**WORK INSTRUCTION:**
Please copy the passage on Oregon's 1938–39 basketball season word for word, starting with "The Webfoots began" and going on through "54–39 final score.".

**PASSAGE PROVIDED:**
* * *

The Webfoots began the 1938–39 season by defeating Portland 51–24 on November 29, 1938. Oregon's second game was also against a team based in Portland, which represented the Multnomah Athletic Club. The Webfoots won by an 83–25 final score. In a closer game with a team representing Signal Oil, Oregon stretched its winning streak to three games with a 46–34 triumph. The team then recorded a victory over Pacific Packards, by a 54–39 final score.

Following those games, the Webfoots embarked on a long trip through the Eastern United States; they were the first college basketball team from the West Coast to do so. Nine games were set up in as many cities, with eight held on the East Coast and one in San Francisco before the team returned home. In scheduling the extended trip away from Oregon, Hobson sought to show the team "different styles of play and officiating" and help them prepare for games later in the season. As a result of the extended travel, a University of Oregon student newspaper nickname the club the "Wandering Webfoots". The first game of the trip came in December at New York City's Madison Square Garden against City College of New York (CCNY). Oregon had a poor start to the game; according to the Sporting News, the team was "confused by officials' interpretation of legal and illegal screens to the moving picks set by City College of New York." CCNY took an early 10-point lead, but Oregon cut its deficit in half by the end of the first half, and tied the game at 30–30. Despite Oregon's comeback attempt, CCNY won 38–36 to hand the Webfoots their first loss of the season. The trip continued on December 19 with a game at Convention Hall in Philadelphia, against local team Saint Joseph's. Oregon won easily by a 54–44 margin, as Gale and Wintermute led the Webfoots with 13 points each.

* * *

**STORED DATA:**
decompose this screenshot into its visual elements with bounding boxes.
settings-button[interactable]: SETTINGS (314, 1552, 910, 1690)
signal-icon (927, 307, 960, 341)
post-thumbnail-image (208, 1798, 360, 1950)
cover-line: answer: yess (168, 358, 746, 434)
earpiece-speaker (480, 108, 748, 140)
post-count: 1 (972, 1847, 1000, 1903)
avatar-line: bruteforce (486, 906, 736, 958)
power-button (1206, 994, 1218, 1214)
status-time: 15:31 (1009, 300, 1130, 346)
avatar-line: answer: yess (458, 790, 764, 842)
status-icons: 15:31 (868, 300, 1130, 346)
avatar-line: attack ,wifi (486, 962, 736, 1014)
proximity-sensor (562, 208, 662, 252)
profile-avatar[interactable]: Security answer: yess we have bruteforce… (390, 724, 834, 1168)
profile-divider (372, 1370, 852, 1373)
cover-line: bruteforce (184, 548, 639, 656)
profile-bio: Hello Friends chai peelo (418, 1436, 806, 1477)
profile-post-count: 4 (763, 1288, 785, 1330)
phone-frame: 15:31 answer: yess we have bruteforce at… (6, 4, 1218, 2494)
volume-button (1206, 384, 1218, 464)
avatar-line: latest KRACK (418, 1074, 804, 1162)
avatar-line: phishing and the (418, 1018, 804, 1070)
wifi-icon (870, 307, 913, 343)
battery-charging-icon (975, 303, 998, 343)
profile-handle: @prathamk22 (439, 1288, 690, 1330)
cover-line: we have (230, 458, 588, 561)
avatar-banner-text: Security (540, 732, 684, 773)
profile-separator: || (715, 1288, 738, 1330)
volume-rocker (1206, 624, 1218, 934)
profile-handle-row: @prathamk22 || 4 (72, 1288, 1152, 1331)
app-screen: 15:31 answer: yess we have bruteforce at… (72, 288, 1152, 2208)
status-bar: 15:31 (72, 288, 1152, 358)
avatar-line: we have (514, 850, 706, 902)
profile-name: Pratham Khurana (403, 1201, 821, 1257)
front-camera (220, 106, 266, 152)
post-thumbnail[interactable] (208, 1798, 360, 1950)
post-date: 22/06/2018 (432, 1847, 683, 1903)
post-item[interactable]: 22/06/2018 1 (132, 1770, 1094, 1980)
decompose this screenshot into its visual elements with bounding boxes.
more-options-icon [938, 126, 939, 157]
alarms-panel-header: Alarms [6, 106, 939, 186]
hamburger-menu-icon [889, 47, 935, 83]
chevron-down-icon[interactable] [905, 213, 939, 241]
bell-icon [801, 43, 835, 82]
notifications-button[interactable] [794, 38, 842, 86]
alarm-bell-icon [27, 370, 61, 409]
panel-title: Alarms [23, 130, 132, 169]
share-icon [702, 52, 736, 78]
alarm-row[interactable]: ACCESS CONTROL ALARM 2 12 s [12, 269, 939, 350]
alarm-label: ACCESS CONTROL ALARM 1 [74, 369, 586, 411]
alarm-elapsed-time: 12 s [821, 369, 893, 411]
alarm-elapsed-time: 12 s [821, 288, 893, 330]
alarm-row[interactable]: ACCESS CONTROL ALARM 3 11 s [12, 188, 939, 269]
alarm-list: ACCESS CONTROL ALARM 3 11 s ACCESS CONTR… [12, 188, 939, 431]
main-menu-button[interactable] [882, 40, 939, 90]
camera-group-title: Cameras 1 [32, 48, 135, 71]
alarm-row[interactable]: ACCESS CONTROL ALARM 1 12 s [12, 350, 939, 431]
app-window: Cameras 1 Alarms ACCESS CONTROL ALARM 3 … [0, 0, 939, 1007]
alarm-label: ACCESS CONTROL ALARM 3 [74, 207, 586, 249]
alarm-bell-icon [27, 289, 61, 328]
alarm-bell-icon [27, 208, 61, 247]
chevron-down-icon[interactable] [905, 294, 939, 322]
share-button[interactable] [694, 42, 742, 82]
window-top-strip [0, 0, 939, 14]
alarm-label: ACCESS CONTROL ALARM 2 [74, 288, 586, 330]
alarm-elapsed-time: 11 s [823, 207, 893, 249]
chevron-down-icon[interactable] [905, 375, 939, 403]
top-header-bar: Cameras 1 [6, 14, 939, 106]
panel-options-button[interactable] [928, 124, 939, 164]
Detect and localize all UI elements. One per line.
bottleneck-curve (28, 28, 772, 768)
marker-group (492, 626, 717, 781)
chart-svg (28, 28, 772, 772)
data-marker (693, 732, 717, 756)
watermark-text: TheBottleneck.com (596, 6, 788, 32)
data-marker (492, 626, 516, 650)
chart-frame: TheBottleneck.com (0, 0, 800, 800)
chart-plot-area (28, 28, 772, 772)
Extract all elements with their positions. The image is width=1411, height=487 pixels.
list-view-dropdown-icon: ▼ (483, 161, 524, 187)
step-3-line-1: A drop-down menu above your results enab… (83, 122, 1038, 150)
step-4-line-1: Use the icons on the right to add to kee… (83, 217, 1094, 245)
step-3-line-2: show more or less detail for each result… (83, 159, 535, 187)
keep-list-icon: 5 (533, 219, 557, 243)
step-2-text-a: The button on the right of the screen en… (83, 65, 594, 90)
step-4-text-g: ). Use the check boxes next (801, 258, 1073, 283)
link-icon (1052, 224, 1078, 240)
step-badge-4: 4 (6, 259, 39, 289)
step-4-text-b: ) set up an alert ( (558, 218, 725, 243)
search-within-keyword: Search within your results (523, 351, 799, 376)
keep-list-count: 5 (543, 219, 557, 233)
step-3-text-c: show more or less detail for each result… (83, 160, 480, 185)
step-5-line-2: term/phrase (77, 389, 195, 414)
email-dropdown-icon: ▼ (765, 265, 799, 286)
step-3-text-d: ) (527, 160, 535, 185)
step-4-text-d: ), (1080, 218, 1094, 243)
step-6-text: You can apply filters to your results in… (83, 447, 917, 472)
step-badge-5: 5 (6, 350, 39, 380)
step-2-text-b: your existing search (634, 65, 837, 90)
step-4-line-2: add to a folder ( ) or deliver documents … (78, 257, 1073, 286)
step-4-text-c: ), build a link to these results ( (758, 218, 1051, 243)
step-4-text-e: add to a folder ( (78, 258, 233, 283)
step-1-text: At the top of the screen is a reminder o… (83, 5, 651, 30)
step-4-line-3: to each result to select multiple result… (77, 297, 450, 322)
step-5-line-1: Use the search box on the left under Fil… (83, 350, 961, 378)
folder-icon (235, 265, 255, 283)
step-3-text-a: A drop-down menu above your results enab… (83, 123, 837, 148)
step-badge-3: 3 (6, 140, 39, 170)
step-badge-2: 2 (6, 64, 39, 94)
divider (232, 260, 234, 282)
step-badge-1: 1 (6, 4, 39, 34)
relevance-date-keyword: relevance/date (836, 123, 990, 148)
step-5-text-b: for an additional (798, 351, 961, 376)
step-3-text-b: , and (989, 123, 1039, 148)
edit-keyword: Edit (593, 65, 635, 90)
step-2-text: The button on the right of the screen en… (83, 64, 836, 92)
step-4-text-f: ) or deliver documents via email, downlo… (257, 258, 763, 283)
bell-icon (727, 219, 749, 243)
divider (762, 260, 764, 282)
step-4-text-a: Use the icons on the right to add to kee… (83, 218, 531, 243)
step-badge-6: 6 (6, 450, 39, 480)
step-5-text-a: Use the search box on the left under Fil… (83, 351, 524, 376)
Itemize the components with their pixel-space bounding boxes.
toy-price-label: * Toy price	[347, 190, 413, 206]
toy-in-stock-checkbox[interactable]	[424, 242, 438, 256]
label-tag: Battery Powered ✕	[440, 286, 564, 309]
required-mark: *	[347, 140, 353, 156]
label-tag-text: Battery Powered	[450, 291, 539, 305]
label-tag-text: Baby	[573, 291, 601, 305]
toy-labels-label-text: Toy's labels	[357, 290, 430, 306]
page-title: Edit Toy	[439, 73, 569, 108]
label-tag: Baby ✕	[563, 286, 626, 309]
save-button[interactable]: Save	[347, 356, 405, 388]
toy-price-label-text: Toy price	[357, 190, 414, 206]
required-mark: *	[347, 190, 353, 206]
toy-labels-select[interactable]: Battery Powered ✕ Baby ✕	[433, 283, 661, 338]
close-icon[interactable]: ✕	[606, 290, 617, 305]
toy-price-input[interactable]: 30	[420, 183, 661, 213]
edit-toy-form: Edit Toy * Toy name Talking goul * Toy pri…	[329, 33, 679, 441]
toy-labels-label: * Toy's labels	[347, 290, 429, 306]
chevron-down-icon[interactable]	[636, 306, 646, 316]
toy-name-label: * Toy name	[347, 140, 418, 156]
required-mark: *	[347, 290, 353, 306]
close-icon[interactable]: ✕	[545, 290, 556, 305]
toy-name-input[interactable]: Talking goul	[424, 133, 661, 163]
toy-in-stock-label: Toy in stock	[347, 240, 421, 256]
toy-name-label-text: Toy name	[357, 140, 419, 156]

* * *

**SOLUTION FOR THIS EXERCISE:**
The Webfoots began the 1938–39 season by defeating Portland 51–24 on November 29, 1938. Oregon's second game was also against a team based in Portland, which represented the Multnomah Athletic Club. The Webfoots won by an 83–25 final score. In a closer game with a team representing Signal Oil, Oregon stretched its winning streak to three games with a 46–34 triumph. The team then recorded a victory over Pacific Packards, by a 54–39 final score.